- **WHAT IS EXPECTED**
Return the material exactly as supplied, apart from the pictures, which are omitted.

Records from a data collection
# # # # # # #

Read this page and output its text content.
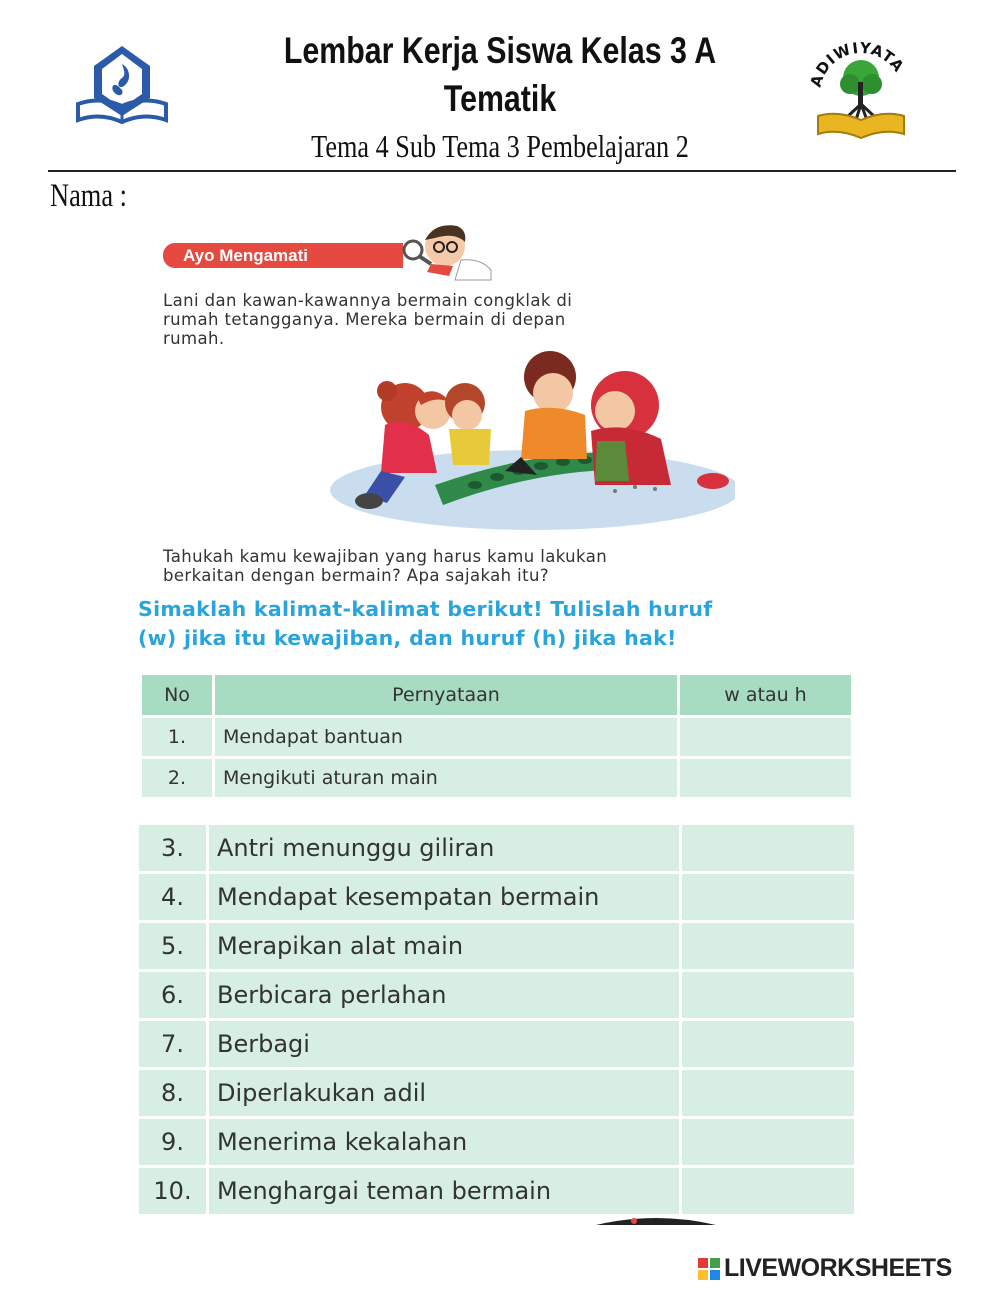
Lembar Kerja Siswa Kelas 3 A
Tematik
Tema 4 Sub Tema 3 Pembelajaran 2
ADIWIYATA
Nama :
Ayo Mengamati
Lani dan kawan-kawannya bermain congklak di
rumah tetangganya. Mereka bermain di depan
rumah.
Tahukah kamu kewajiban yang harus kamu lakukan
berkaitan dengan bermain? Apa sajakah itu?
Simaklah kalimat-kalimat berikut! Tulislah huruf
(w) jika itu kewajiban, dan huruf (h) jika hak!
No	Pernyataan	w atau h
1.	Mendapat bantuan	
2.	Mengikuti aturan main	
3.	Antri menunggu giliran	
4.	Mendapat kesempatan bermain	
5.	Merapikan alat main	
6.	Berbicara perlahan	
7.	Berbagi	
8.	Diperlakukan adil	
9.	Menerima kekalahan	
10.	Menghargai teman bermain	
LIVEWORKSHEETS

# # # # # # #

- **TASK ANSWER**
Read this page and output its text content.
Lembar Kerja Siswa Kelas 3 A
Tematik
Tema 4 Sub Tema 3 Pembelajaran 2
ADIWIYATA
Nama :
Ayo Mengamati
Lani dan kawan-kawannya bermain congklak di
rumah tetangganya. Mereka bermain di depan
rumah.
Tahukah kamu kewajiban yang harus kamu lakukan
berkaitan dengan bermain? Apa sajakah itu?
Simaklah kalimat-kalimat berikut! Tulislah huruf
(w) jika itu kewajiban, dan huruf (h) jika hak!
No	Pernyataan	w atau h
1.	Mendapat bantuan	
2.	Mengikuti aturan main	
3.	Antri menunggu giliran	
4.	Mendapat kesempatan bermain	
5.	Merapikan alat main	
6.	Berbicara perlahan	
7.	Berbagi	
8.	Diperlakukan adil	
9.	Menerima kekalahan	
10.	Menghargai teman bermain	
LIVEWORKSHEETS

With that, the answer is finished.